Exercise instructions - Retype the whole listing, please, keeping every line exact and dropping the pictures.

── Raw data

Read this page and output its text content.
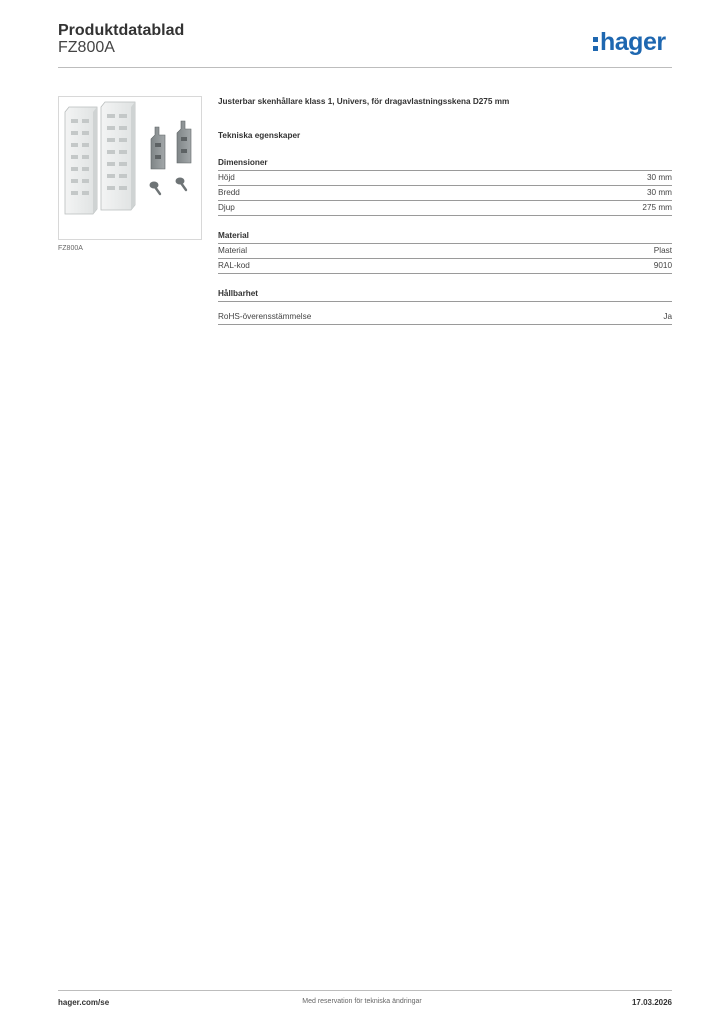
Produktdatablad
FZ800A	hager
FZ800A

Justerbar skenhållare klass 1, Univers, för dragavlastningsskena D275 mm

Tekniska egenskaper
Dimensioner
Höjd	30 mm
Bredd	30 mm
Djup	275 mm
Material
Material	Plast
RAL-kod	9010
Hållbarhet
RoHS-överensstämmelse	Ja
hager.com/se	Med reservation för tekniska ändringar	17.03.2026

────

Answer to the problem -
Read this page and output its text content.
Produktdatablad
FZ800A	hager
FZ800A

Justerbar skenhållare klass 1, Univers, för dragavlastningsskena D275 mm

Tekniska egenskaper
Dimensioner
Höjd	30 mm
Bredd	30 mm
Djup	275 mm
Material
Material	Plast
RAL-kod	9010
Hållbarhet
RoHS-överensstämmelse	Ja
hager.com/se	Med reservation för tekniska ändringar	17.03.2026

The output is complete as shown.